* Task to complete *
Find and copy every line in the records that includes the string "Level".

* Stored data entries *
--- START ---
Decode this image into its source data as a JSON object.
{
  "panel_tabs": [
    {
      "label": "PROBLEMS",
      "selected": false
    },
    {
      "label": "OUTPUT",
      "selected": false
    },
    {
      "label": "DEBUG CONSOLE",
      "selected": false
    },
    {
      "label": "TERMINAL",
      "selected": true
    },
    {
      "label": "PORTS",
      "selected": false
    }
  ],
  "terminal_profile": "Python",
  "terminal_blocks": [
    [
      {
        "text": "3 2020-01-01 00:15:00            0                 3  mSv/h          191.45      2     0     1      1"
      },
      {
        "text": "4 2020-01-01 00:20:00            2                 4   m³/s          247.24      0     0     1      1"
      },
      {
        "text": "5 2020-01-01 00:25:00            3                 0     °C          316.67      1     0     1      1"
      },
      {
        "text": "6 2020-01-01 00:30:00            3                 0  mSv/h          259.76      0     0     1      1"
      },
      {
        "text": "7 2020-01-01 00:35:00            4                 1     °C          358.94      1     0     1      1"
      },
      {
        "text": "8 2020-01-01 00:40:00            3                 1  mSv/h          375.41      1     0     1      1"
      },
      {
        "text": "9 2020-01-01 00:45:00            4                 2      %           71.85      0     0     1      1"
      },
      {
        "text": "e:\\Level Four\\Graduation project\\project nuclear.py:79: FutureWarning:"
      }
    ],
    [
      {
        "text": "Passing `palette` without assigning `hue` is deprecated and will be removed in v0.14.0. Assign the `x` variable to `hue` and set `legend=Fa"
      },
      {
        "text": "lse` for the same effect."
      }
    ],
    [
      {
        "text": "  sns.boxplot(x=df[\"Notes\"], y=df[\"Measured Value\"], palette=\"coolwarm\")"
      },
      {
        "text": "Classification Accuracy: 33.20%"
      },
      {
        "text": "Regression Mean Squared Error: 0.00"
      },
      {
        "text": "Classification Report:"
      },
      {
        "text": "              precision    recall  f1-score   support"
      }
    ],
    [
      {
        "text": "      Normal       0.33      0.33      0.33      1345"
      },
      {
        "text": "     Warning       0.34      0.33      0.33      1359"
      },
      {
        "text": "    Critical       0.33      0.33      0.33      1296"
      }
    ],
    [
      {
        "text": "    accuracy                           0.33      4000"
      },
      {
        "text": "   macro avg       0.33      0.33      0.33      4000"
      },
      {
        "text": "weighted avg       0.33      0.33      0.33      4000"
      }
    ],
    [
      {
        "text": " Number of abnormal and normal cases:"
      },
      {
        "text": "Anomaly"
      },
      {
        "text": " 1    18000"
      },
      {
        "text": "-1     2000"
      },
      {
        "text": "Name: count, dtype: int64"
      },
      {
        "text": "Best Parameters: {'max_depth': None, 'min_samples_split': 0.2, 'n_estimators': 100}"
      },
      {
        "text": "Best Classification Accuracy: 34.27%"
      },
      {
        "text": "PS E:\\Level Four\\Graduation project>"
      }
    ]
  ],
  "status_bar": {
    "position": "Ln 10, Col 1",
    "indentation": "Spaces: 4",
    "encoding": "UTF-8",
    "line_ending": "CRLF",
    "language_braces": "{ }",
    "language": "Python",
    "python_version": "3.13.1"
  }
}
--- END ---
--- START ---
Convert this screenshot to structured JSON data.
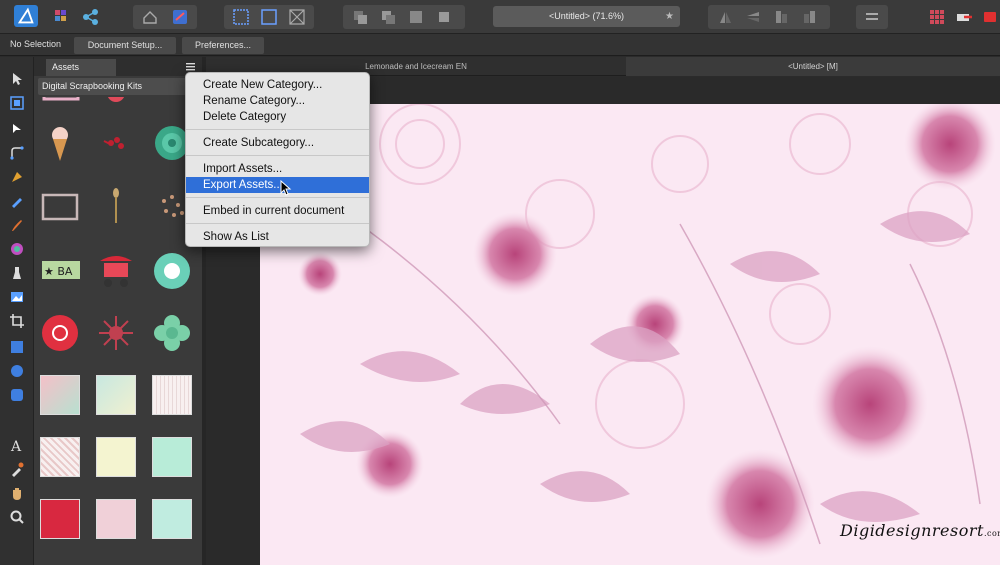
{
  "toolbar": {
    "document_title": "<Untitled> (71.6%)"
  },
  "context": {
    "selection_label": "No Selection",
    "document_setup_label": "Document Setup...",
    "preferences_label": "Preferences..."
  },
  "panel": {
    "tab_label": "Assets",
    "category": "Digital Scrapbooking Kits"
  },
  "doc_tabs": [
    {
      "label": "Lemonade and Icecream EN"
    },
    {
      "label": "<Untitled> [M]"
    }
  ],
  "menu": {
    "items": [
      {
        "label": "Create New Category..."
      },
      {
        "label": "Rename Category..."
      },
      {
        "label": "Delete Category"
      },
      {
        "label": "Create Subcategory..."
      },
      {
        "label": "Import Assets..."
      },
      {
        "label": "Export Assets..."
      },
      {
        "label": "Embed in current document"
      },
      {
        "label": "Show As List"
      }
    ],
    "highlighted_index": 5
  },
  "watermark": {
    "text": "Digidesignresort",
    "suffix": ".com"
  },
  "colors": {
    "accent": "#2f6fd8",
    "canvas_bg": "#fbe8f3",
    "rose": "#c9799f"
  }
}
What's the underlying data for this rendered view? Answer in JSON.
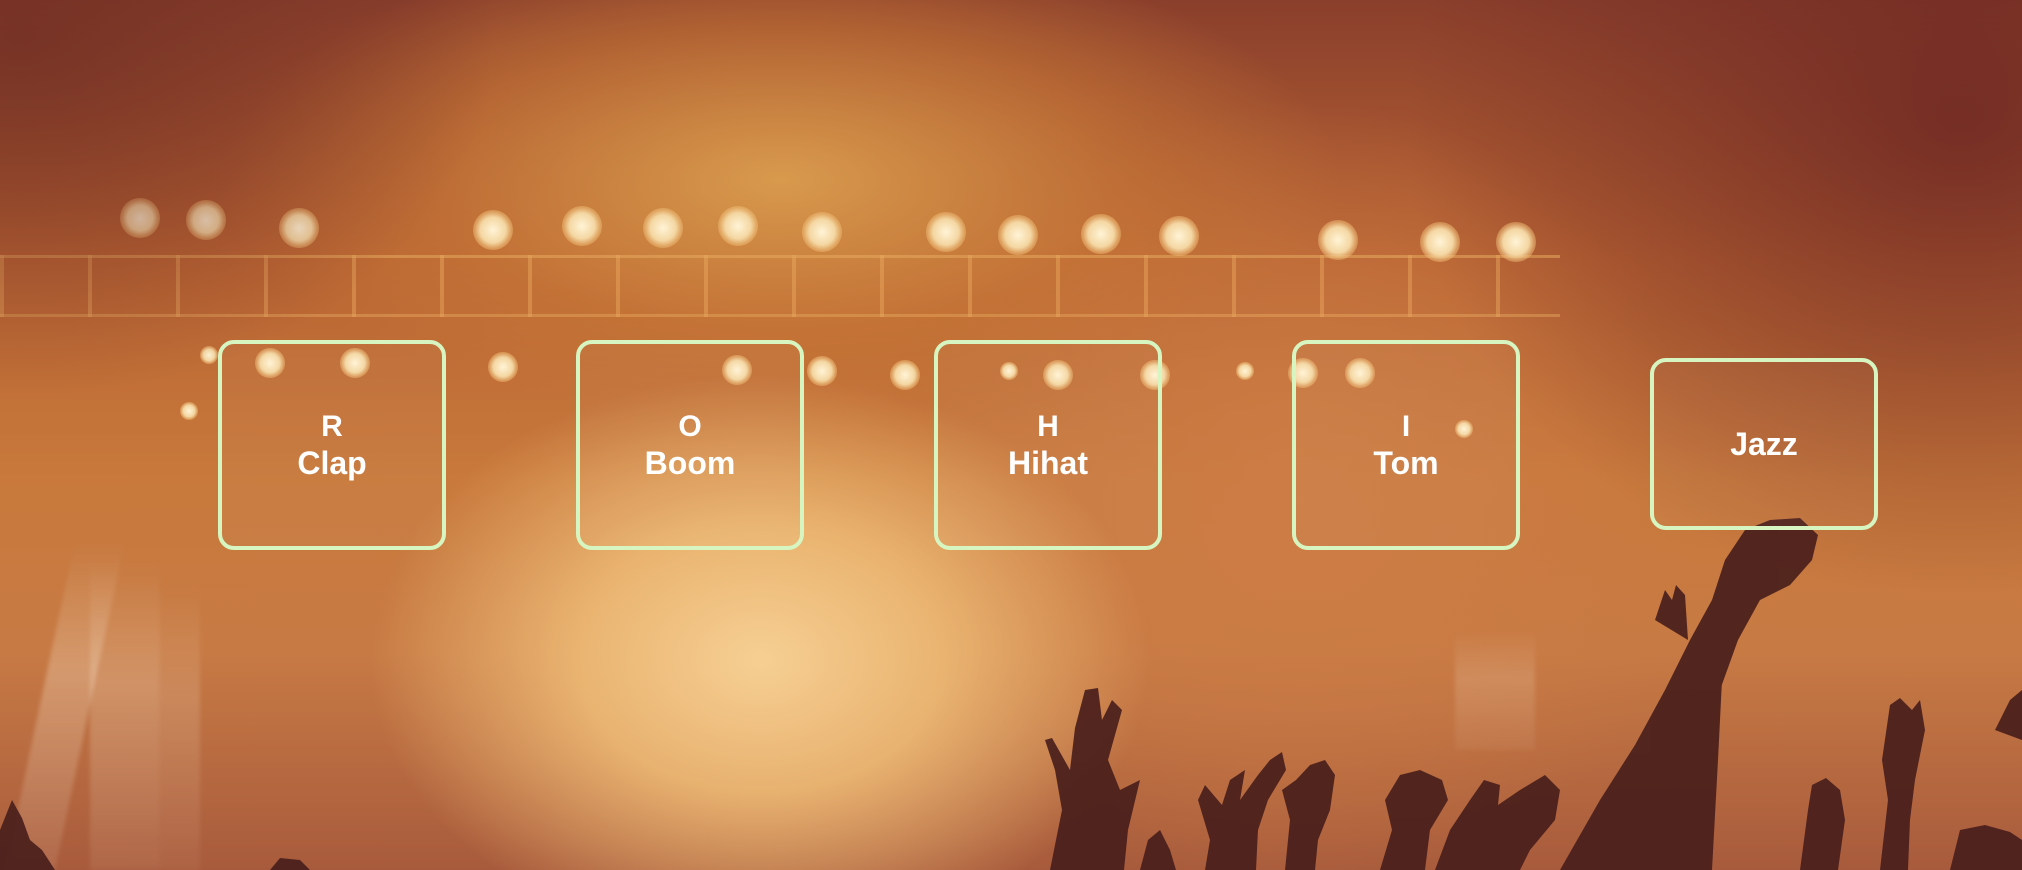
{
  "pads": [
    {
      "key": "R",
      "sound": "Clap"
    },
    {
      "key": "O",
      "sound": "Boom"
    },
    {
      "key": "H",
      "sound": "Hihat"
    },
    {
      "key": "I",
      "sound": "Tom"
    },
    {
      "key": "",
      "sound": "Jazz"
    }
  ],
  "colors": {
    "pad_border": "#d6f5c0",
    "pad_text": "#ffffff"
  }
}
--- END ---
--- START ---
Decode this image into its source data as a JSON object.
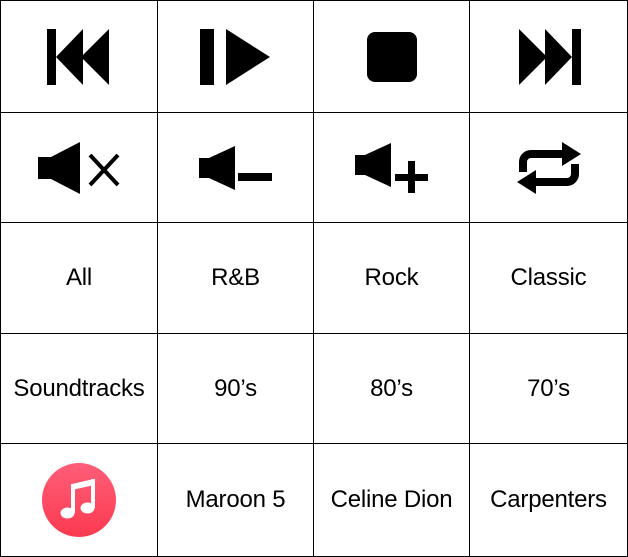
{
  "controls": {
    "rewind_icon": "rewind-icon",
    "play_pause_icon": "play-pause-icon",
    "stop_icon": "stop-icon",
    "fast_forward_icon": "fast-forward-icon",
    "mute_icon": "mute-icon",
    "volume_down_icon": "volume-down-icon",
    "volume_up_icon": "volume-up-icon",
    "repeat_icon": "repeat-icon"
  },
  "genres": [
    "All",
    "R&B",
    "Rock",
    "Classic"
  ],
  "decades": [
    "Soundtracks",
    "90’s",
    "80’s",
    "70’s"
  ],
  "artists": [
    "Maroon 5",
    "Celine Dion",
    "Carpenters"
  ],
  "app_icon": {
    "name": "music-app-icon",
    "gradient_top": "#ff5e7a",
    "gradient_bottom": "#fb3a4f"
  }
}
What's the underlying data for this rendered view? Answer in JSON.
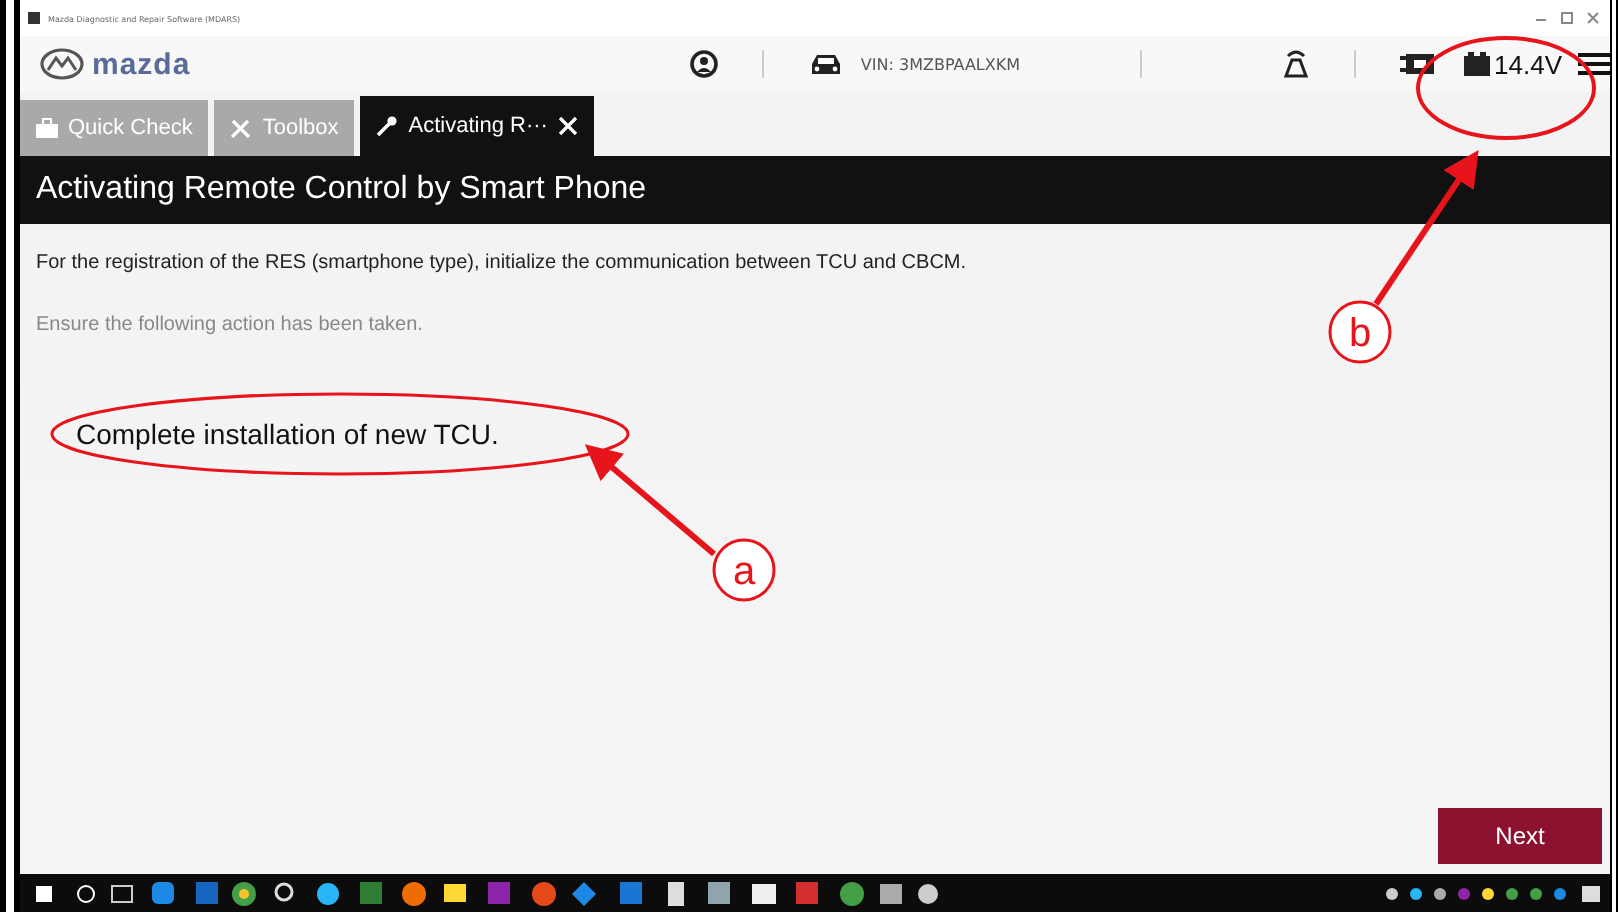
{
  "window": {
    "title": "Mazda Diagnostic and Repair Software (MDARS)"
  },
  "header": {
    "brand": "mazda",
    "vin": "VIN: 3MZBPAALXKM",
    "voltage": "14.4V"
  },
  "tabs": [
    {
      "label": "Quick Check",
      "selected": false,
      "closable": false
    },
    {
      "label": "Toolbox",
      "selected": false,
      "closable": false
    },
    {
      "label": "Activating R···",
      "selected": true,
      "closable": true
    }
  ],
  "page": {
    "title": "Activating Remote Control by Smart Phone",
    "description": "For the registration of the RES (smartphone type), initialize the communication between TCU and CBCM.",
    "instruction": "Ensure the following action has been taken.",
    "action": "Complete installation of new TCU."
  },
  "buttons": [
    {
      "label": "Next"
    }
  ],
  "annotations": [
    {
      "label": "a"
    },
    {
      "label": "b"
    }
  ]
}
--- END ---
* Response to the task *
        "text": "e:\\Level Four\\Graduation project\\project nuclear.py:79: FutureWarning:"
        "text": "PS E:\\Level Four\\Graduation project>"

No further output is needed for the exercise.